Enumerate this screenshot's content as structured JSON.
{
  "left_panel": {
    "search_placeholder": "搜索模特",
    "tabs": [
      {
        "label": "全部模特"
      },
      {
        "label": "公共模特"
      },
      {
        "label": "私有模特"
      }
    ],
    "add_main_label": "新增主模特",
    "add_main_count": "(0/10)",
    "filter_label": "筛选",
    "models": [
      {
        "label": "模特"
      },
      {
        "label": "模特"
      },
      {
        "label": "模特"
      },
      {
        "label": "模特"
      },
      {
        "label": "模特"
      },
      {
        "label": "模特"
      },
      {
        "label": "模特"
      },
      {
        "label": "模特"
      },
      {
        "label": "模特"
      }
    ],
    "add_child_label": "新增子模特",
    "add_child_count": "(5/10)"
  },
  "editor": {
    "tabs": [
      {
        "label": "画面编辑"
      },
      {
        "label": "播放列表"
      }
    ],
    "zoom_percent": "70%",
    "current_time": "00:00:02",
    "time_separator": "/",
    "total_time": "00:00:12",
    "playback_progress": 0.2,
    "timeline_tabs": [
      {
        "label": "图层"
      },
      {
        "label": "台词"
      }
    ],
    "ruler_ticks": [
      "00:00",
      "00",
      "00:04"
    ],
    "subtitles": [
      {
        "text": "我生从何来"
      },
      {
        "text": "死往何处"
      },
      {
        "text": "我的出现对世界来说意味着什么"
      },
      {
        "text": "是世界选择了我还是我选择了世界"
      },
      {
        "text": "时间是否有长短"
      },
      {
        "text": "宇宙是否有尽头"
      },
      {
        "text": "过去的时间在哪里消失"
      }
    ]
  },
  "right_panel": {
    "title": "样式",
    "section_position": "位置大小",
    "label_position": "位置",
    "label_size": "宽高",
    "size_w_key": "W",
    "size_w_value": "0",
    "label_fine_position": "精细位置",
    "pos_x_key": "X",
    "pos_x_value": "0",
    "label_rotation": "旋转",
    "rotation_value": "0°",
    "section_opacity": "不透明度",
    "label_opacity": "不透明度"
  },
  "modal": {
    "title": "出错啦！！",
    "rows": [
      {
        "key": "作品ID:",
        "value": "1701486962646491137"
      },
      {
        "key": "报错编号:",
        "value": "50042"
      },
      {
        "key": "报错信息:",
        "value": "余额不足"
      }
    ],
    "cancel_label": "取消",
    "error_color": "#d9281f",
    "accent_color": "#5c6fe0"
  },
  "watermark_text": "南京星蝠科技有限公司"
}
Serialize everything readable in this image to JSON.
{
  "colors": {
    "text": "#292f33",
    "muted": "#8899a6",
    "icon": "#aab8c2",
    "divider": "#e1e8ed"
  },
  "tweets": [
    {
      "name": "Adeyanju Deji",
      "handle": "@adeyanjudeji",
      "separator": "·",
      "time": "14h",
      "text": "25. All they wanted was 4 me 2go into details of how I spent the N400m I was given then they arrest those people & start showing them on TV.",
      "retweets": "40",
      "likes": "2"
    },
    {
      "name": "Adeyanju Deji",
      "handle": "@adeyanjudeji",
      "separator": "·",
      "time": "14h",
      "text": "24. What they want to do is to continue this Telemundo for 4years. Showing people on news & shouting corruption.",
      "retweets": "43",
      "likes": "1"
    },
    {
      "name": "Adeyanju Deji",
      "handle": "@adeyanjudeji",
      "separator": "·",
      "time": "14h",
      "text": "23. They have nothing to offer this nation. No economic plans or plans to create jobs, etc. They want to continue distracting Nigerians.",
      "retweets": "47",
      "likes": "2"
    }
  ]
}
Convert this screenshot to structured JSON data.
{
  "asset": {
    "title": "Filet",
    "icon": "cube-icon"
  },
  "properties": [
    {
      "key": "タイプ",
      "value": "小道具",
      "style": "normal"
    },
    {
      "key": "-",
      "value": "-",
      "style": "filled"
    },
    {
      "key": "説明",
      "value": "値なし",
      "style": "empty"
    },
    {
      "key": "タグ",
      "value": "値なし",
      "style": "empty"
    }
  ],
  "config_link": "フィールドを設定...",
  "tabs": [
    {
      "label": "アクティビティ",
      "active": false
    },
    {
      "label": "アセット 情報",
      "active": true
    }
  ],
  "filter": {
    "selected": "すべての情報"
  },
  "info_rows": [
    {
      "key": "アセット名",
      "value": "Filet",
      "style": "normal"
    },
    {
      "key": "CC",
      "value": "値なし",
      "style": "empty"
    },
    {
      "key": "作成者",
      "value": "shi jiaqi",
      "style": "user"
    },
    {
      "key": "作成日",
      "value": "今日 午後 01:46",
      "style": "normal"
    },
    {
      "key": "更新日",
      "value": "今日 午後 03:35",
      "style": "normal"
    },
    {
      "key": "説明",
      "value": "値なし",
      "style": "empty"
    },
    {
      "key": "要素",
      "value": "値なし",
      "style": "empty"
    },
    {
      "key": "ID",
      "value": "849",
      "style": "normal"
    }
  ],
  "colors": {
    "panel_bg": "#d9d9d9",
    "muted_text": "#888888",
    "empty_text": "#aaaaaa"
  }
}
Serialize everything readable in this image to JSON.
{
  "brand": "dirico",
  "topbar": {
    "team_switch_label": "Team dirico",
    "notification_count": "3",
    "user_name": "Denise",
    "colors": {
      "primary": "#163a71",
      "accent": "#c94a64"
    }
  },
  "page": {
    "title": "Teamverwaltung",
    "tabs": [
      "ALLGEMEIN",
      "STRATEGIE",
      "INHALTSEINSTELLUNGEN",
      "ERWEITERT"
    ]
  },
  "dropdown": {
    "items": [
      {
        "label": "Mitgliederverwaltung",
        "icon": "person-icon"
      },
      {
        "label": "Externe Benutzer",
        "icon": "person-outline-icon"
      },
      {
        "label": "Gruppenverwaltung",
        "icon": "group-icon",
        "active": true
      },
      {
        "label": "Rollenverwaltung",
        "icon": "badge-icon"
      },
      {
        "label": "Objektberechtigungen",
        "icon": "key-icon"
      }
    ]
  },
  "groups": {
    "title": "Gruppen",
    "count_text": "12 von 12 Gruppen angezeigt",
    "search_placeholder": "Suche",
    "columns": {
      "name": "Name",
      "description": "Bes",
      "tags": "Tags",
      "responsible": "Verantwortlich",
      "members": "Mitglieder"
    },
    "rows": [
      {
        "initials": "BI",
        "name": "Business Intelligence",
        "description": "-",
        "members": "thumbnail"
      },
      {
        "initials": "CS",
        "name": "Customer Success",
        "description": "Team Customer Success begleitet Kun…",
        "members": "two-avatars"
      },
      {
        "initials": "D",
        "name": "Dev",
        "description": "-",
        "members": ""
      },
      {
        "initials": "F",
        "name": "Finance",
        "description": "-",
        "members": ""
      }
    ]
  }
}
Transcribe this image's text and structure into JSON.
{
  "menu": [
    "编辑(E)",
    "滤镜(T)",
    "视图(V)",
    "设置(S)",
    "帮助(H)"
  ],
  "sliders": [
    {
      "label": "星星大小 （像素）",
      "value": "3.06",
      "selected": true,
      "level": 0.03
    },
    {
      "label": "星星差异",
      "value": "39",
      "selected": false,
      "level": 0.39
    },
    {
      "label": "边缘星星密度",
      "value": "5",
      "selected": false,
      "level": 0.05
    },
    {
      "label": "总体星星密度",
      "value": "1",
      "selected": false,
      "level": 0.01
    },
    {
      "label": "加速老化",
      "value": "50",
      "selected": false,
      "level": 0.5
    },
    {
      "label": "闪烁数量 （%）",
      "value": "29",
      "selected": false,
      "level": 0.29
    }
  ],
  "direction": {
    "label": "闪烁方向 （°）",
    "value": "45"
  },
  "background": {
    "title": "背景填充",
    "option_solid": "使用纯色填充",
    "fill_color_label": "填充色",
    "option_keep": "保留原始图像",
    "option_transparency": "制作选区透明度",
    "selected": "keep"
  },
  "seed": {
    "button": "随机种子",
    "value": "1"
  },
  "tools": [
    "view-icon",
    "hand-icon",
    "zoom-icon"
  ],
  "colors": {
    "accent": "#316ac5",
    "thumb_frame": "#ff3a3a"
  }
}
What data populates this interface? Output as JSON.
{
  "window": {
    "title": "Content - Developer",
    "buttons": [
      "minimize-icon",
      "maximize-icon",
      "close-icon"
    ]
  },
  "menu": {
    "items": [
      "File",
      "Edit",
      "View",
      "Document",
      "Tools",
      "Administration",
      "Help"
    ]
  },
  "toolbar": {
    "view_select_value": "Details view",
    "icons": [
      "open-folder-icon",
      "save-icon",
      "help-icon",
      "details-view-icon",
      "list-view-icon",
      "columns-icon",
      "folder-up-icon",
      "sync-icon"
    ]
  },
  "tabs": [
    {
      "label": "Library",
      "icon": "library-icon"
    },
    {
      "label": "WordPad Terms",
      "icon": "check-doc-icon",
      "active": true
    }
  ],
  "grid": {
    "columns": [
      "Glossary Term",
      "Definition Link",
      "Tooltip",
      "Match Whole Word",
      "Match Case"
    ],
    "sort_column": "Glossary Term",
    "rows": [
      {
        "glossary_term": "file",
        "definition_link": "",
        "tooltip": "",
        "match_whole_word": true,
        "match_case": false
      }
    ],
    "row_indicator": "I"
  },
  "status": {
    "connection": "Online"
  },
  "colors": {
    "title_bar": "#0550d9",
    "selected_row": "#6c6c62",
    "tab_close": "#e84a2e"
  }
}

#####

Task requirements >>
Search the records for the word "active" and copy every line where it occurs.

In response >>
      "active": false
      "active": true
        "active": true
      "active": true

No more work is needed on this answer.